◆ SET TASK ◆
Write the entries out again exactly as they stand, but without the pictures.

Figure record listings
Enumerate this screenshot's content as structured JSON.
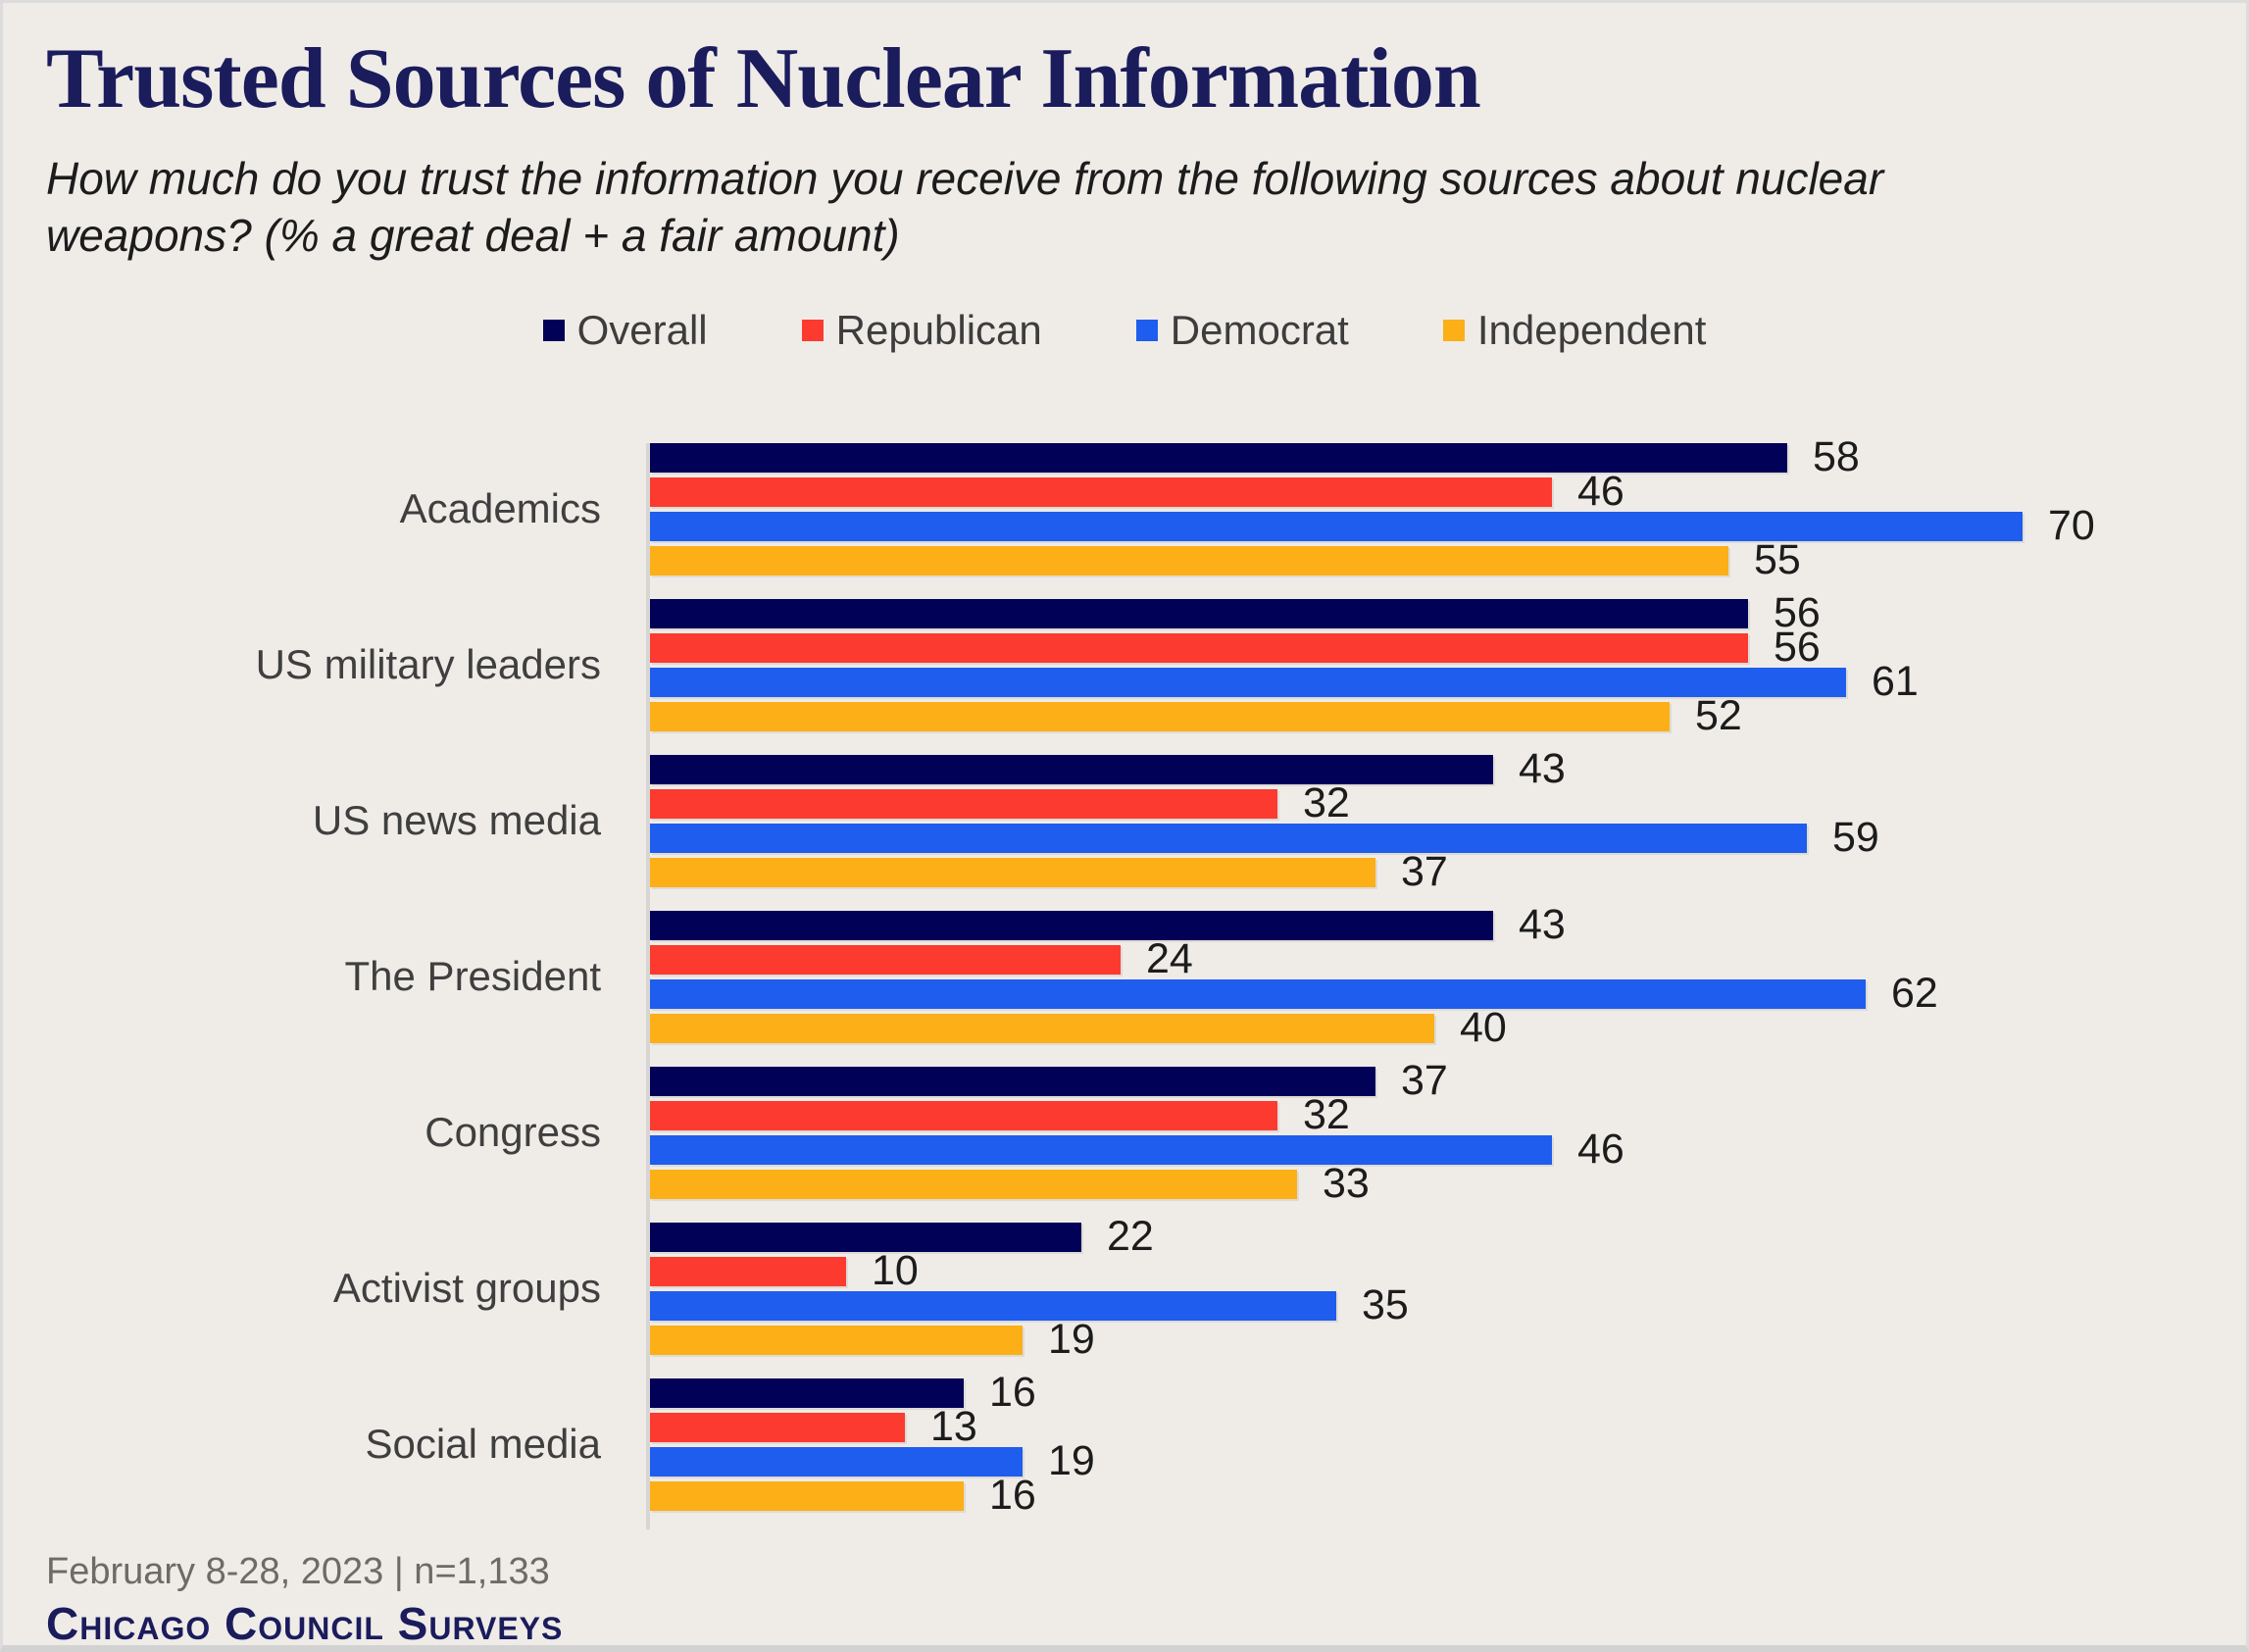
{
  "header": {
    "title": "Trusted Sources of Nuclear Information",
    "subtitle": "How much do you trust the information you receive from the following sources about nuclear weapons? (% a great deal + a fair amount)"
  },
  "chart_data": {
    "type": "bar",
    "orientation": "horizontal",
    "title": "Trusted Sources of Nuclear Information",
    "categories": [
      "Academics",
      "US military leaders",
      "US news media",
      "The President",
      "Congress",
      "Activist groups",
      "Social media"
    ],
    "series": [
      {
        "name": "Overall",
        "color": "#010257",
        "values": [
          58,
          56,
          43,
          43,
          37,
          22,
          16
        ]
      },
      {
        "name": "Republican",
        "color": "#fd3a30",
        "values": [
          46,
          56,
          32,
          24,
          32,
          10,
          13
        ]
      },
      {
        "name": "Democrat",
        "color": "#1e5ded",
        "values": [
          70,
          61,
          59,
          62,
          46,
          35,
          19
        ]
      },
      {
        "name": "Independent",
        "color": "#fcaf17",
        "values": [
          55,
          52,
          37,
          40,
          33,
          19,
          16
        ]
      }
    ],
    "xlim": [
      0,
      75
    ],
    "value_labels": true,
    "legend_position": "top",
    "grid": false,
    "background_color": "#efece8"
  },
  "footer": {
    "date_note": "February 8-28, 2023 | n=1,133",
    "brand": "Chicago Council Surveys"
  }
}
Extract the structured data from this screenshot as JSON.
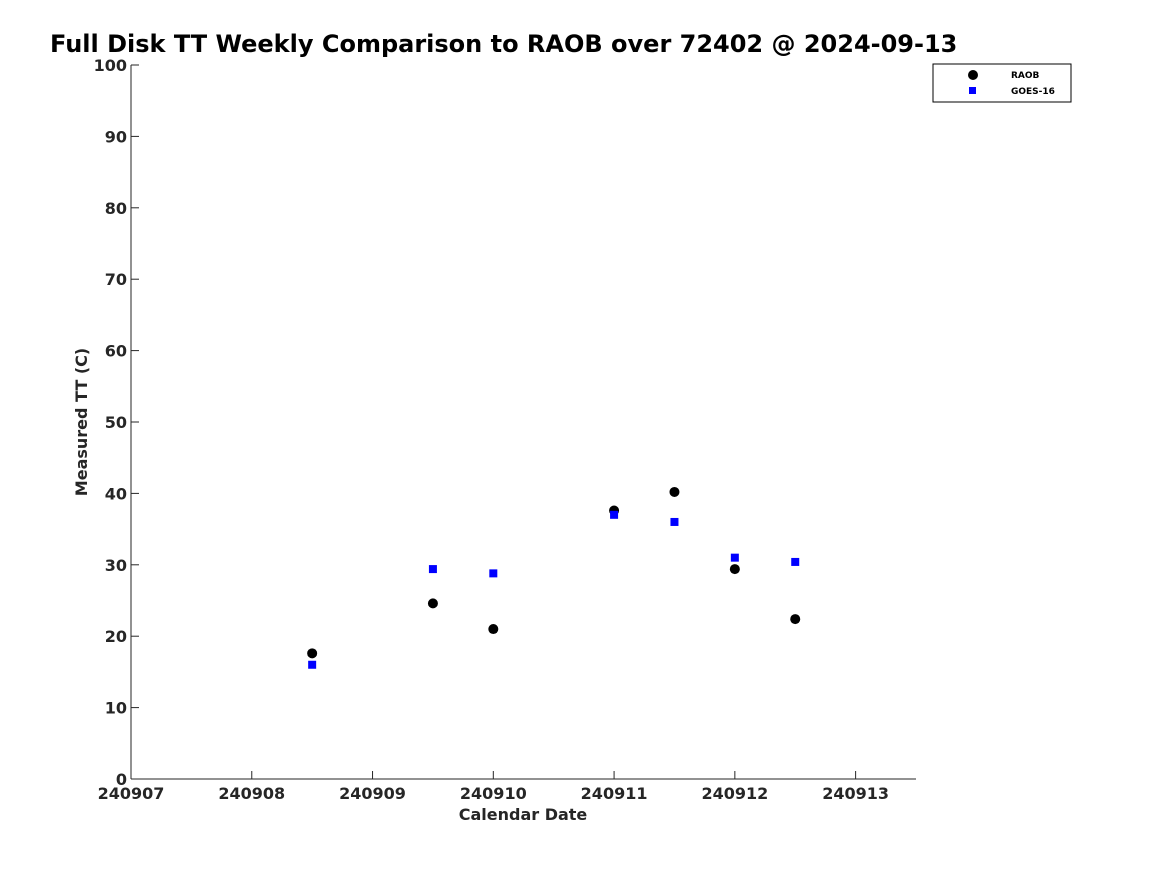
{
  "chart_data": {
    "type": "scatter",
    "title": "Full Disk TT Weekly Comparison to RAOB over 72402 @ 2024-09-13",
    "xlabel": "Calendar Date",
    "ylabel": "Measured TT (C)",
    "xlim": [
      0,
      6.5
    ],
    "x_ticks": [
      0,
      1,
      2,
      3,
      4,
      5,
      6
    ],
    "x_tick_labels": [
      "240907",
      "240908",
      "240909",
      "240910",
      "240911",
      "240912",
      "240913"
    ],
    "ylim": [
      0,
      100
    ],
    "y_ticks": [
      0,
      10,
      20,
      30,
      40,
      50,
      60,
      70,
      80,
      90,
      100
    ],
    "grid": false,
    "legend_position": "top-right",
    "series": [
      {
        "name": "RAOB",
        "marker": "circle",
        "color": "#000000",
        "points": [
          {
            "x": 1.5,
            "y": 17.6
          },
          {
            "x": 2.5,
            "y": 24.6
          },
          {
            "x": 3.0,
            "y": 21.0
          },
          {
            "x": 4.0,
            "y": 37.6
          },
          {
            "x": 4.5,
            "y": 40.2
          },
          {
            "x": 5.0,
            "y": 29.4
          },
          {
            "x": 5.5,
            "y": 22.4
          }
        ]
      },
      {
        "name": "GOES-16",
        "marker": "square",
        "color": "#0000ff",
        "points": [
          {
            "x": 1.5,
            "y": 16.0
          },
          {
            "x": 2.5,
            "y": 29.4
          },
          {
            "x": 3.0,
            "y": 28.8
          },
          {
            "x": 4.0,
            "y": 37.0
          },
          {
            "x": 4.5,
            "y": 36.0
          },
          {
            "x": 5.0,
            "y": 31.0
          },
          {
            "x": 5.5,
            "y": 30.4
          }
        ]
      }
    ]
  }
}
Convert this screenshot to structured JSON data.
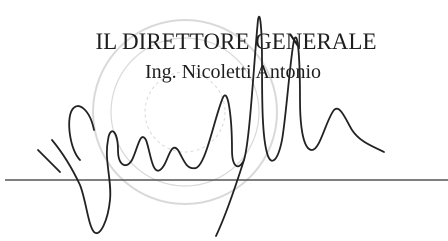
{
  "signature_block": {
    "title": "IL DIRETTORE GENERALE",
    "name": "Ing. Nicoletti Antonio"
  }
}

◆ EXERCISE RESULT ◆
Enumerate this screenshot's content as structured JSON.
{
  "header": {
    "title": "Trusted Sources of Nuclear Information",
    "subtitle": "How much do you trust the information you receive from the following sources about nuclear weapons? (% a great deal + a fair amount)"
  },
  "chart_data": {
    "type": "bar",
    "orientation": "horizontal",
    "title": "Trusted Sources of Nuclear Information",
    "categories": [
      "Academics",
      "US military leaders",
      "US news media",
      "The President",
      "Congress",
      "Activist groups",
      "Social media"
    ],
    "series": [
      {
        "name": "Overall",
        "color": "#010257",
        "values": [
          58,
          56,
          43,
          43,
          37,
          22,
          16
        ]
      },
      {
        "name": "Republican",
        "color": "#fd3a30",
        "values": [
          46,
          56,
          32,
          24,
          32,
          10,
          13
        ]
      },
      {
        "name": "Democrat",
        "color": "#1e5ded",
        "values": [
          70,
          61,
          59,
          62,
          46,
          35,
          19
        ]
      },
      {
        "name": "Independent",
        "color": "#fcaf17",
        "values": [
          55,
          52,
          37,
          40,
          33,
          19,
          16
        ]
      }
    ],
    "xlim": [
      0,
      75
    ],
    "value_labels": true,
    "legend_position": "top",
    "grid": false,
    "background_color": "#efece8"
  },
  "footer": {
    "date_note": "February 8-28, 2023 | n=1,133",
    "brand": "Chicago Council Surveys"
  }
}
Extract the structured data from this screenshot as JSON.
{
  "chart_data": {
    "type": "scatter",
    "title": "Full Disk TT Weekly Comparison to RAOB over 72402 @ 2024-09-13",
    "xlabel": "Calendar Date",
    "ylabel": "Measured TT (C)",
    "xlim": [
      0,
      6.5
    ],
    "x_ticks": [
      0,
      1,
      2,
      3,
      4,
      5,
      6
    ],
    "x_tick_labels": [
      "240907",
      "240908",
      "240909",
      "240910",
      "240911",
      "240912",
      "240913"
    ],
    "ylim": [
      0,
      100
    ],
    "y_ticks": [
      0,
      10,
      20,
      30,
      40,
      50,
      60,
      70,
      80,
      90,
      100
    ],
    "grid": false,
    "legend_position": "top-right",
    "series": [
      {
        "name": "RAOB",
        "marker": "circle",
        "color": "#000000",
        "points": [
          {
            "x": 1.5,
            "y": 17.6
          },
          {
            "x": 2.5,
            "y": 24.6
          },
          {
            "x": 3.0,
            "y": 21.0
          },
          {
            "x": 4.0,
            "y": 37.6
          },
          {
            "x": 4.5,
            "y": 40.2
          },
          {
            "x": 5.0,
            "y": 29.4
          },
          {
            "x": 5.5,
            "y": 22.4
          }
        ]
      },
      {
        "name": "GOES-16",
        "marker": "square",
        "color": "#0000ff",
        "points": [
          {
            "x": 1.5,
            "y": 16.0
          },
          {
            "x": 2.5,
            "y": 29.4
          },
          {
            "x": 3.0,
            "y": 28.8
          },
          {
            "x": 4.0,
            "y": 37.0
          },
          {
            "x": 4.5,
            "y": 36.0
          },
          {
            "x": 5.0,
            "y": 31.0
          },
          {
            "x": 5.5,
            "y": 30.4
          }
        ]
      }
    ]
  }
}
Convert this screenshot to structured JSON data.
{
  "signature_block": {
    "title": "IL DIRETTORE GENERALE",
    "name": "Ing. Nicoletti Antonio"
  }
}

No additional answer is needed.